### Reading text

_ _ _ _ _

From: Andreas Röhler
Subject: Re: how to map sh-mode to mean bash-mode
Date: Sun, 17 Jul 2011 19:48:07 +0200
User-agent: Mozilla/5.0 (X11; U; Linux i686; de; rv:1.9.2.18) Gecko/20110616 SUSE/3.1.11 Thunderbird/3.1.11

Am 17.07.2011 16:25, schrieb Perry Smith:

On Jul 17, 2011, at 4:26 AM, Andreas Röhler wrote:

Am 16.07.2011 01:58, schrieb jidanni@jidanni.org:
$ touch a.sh a.bash
$ emacs -nw -Q a.bash a.sh
See they are in different modeline modes?
How can I make them both bash mode?
No matter if it is filename prefix, or #!/bin/sh or whatever.
I tried defalias, and it didn't work.



Hi,

AFAIU you want a bash-specific editing environment.
I'm interested in that question, as delivered some shell-script tools.
Maybe have a look at

sh-beg-end.el  at https://launchpad.net/s-x-emacs-werkstatt/

BTW, what should such bash-mode do, what sh-mode and shell-script-mode do not?

_ _ _ _ _

Quote the mailing-list message word for word, covering the stretch from "Maybe have a" through "shell-script-mode do not?". The records that follow the message are separate material with no connection to it.

Element box annotations
_ _ _ _ _

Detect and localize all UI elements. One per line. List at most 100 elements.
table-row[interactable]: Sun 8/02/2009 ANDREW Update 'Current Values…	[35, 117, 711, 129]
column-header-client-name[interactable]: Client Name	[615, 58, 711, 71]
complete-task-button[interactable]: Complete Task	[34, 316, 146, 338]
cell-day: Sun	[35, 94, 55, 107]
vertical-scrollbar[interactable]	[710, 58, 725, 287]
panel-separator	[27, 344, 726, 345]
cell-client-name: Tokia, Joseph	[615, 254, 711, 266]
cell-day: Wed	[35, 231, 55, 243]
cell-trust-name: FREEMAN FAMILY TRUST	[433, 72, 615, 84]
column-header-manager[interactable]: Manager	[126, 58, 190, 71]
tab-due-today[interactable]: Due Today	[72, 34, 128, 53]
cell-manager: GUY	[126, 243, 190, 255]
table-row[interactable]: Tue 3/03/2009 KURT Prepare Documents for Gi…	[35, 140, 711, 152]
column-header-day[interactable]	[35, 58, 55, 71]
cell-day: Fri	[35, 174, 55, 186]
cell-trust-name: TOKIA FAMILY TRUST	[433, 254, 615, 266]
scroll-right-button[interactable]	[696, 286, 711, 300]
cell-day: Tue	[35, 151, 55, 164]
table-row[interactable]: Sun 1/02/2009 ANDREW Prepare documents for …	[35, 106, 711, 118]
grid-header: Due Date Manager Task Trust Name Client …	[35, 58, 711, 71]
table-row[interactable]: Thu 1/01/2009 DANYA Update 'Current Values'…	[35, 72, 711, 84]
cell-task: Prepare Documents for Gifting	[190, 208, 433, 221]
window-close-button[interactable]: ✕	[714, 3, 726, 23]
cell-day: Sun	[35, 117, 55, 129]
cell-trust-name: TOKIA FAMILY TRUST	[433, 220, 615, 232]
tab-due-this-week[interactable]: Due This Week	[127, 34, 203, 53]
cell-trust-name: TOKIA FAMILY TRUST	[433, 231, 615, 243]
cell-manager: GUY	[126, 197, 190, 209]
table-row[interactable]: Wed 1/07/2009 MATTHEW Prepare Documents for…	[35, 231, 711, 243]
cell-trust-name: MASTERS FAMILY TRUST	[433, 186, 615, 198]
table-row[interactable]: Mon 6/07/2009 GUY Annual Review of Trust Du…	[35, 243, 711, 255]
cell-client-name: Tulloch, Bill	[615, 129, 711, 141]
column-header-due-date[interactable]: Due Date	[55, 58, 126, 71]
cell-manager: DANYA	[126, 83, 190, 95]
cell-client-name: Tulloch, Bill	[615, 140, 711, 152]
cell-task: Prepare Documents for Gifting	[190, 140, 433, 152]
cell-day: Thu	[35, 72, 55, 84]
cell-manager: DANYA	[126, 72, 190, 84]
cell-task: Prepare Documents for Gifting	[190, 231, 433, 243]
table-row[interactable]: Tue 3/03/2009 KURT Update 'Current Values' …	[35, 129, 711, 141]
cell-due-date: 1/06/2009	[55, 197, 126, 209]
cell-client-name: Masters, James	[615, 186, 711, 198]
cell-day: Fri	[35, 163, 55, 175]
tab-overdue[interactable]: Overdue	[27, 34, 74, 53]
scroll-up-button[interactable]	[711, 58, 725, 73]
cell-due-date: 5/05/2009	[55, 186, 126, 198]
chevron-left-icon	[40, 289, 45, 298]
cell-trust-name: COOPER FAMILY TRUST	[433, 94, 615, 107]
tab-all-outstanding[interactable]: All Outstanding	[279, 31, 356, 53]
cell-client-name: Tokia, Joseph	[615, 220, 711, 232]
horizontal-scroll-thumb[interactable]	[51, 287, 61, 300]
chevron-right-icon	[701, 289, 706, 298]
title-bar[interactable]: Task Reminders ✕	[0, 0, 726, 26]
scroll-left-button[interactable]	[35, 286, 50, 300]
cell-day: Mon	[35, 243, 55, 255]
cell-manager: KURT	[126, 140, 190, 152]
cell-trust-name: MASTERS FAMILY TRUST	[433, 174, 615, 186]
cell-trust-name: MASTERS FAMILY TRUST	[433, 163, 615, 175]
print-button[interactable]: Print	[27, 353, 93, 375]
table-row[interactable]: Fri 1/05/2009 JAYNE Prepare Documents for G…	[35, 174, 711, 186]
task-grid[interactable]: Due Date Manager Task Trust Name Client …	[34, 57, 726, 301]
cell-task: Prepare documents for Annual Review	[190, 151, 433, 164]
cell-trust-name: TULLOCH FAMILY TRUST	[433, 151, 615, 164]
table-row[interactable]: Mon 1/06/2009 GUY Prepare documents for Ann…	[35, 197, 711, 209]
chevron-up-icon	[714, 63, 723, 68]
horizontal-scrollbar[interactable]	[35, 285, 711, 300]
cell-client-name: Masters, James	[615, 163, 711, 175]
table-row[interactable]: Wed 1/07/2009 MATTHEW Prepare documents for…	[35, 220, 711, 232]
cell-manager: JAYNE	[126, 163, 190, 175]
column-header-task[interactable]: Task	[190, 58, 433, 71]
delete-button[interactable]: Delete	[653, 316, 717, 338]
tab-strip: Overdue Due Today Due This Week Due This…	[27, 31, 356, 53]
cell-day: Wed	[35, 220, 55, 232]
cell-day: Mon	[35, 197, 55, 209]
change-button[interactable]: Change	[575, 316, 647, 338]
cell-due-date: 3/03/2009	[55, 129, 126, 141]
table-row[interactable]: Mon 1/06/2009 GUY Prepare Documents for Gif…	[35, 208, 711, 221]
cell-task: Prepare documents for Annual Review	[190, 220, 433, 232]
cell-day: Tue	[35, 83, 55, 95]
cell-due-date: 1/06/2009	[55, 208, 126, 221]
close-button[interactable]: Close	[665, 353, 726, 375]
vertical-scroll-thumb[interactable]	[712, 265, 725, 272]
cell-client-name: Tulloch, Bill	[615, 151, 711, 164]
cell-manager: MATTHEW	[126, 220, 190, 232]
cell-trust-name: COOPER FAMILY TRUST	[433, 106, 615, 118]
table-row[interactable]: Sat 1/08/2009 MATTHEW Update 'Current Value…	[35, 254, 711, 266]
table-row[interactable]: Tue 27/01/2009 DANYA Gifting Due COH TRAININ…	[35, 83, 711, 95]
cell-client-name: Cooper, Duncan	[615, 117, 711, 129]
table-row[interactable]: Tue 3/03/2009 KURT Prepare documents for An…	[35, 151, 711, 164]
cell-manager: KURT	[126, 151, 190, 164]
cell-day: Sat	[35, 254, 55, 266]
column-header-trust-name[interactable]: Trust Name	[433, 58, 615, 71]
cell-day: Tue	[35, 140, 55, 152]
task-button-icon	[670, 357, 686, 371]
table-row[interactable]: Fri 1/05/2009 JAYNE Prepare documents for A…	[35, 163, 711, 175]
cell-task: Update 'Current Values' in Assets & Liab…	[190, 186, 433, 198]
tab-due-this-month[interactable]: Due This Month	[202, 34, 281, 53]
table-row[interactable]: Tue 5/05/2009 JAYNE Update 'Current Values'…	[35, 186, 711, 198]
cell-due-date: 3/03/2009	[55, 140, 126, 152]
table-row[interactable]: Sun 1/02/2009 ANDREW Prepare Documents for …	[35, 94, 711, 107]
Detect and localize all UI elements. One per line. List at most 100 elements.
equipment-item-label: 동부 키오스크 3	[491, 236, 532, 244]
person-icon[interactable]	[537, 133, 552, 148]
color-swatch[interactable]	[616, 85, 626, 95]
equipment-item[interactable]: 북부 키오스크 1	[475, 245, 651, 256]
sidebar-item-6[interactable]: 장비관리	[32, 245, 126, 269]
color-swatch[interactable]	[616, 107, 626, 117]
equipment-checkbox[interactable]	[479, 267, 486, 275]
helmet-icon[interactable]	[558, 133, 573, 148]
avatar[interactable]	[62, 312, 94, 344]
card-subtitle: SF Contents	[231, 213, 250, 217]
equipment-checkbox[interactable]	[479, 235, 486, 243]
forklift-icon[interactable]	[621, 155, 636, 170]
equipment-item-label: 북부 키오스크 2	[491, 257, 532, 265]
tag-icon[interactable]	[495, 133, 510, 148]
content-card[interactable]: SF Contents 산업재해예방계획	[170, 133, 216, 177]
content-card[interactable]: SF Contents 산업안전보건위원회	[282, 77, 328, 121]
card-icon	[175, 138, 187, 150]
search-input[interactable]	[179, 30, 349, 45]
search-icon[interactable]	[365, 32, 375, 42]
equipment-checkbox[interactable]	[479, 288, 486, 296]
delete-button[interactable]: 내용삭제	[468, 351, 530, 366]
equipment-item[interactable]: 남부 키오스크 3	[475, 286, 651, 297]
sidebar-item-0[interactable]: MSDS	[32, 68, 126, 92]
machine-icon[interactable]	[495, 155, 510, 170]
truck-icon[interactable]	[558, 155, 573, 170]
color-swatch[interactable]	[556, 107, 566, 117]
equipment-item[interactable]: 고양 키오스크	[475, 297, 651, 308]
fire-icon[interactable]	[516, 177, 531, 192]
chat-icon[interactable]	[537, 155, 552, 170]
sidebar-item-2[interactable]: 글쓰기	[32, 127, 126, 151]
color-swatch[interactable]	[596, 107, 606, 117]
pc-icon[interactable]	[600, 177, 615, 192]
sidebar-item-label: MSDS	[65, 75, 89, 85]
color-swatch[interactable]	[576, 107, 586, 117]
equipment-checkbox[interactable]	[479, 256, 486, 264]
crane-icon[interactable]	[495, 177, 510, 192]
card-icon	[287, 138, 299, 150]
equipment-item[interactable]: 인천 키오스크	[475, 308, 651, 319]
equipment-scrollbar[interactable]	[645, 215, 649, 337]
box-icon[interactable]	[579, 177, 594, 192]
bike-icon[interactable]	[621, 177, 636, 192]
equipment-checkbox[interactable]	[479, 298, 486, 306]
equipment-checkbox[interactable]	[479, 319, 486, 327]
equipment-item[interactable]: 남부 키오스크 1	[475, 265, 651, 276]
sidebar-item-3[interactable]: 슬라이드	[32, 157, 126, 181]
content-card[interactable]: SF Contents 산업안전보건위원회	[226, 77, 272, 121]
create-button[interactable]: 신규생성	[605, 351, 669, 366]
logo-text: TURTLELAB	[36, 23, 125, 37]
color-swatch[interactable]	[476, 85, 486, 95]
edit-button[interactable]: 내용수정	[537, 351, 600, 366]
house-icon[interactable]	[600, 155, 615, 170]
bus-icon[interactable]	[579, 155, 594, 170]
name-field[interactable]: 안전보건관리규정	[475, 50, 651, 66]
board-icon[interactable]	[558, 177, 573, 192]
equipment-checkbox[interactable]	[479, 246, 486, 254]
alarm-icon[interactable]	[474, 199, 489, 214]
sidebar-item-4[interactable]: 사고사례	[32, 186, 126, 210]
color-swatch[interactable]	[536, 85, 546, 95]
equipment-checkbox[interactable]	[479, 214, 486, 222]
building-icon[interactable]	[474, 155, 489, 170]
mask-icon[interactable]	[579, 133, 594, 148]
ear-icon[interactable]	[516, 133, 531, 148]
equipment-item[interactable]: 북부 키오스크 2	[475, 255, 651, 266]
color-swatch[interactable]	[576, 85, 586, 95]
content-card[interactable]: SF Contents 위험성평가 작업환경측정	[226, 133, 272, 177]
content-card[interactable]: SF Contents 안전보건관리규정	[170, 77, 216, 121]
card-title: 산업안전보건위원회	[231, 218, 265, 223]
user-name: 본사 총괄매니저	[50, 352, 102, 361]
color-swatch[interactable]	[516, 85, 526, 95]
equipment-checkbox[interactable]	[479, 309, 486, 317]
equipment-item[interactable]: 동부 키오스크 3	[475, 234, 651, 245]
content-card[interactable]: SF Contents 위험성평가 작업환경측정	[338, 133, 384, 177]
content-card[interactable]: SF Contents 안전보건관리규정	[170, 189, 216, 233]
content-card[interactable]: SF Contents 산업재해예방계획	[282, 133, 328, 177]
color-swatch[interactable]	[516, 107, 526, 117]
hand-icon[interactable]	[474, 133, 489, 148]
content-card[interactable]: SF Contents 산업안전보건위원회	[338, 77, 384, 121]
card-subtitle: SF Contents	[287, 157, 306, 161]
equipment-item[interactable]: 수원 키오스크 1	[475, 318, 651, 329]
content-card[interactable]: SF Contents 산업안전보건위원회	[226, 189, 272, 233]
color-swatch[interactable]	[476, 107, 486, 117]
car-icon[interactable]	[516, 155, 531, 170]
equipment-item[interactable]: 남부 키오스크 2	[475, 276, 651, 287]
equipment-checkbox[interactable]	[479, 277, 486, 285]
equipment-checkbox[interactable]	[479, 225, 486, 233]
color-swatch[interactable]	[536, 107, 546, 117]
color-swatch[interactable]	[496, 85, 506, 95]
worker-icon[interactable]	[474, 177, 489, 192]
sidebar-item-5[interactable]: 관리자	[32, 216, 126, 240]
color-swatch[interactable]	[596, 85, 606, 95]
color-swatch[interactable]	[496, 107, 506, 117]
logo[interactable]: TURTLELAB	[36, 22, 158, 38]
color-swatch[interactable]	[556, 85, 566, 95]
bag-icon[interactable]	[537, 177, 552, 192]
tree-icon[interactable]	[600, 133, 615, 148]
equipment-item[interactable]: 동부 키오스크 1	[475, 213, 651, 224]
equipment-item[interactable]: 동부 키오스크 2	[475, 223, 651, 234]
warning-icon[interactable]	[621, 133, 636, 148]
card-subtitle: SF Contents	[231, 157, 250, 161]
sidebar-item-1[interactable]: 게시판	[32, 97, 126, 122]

_ _ _ _ _

### Task response
Maybe have a look at

sh-beg-end.el  at https://launchpad.net/s-x-emacs-werkstatt/

BTW, what should such bash-mode do, what sh-mode and shell-script-mode do not?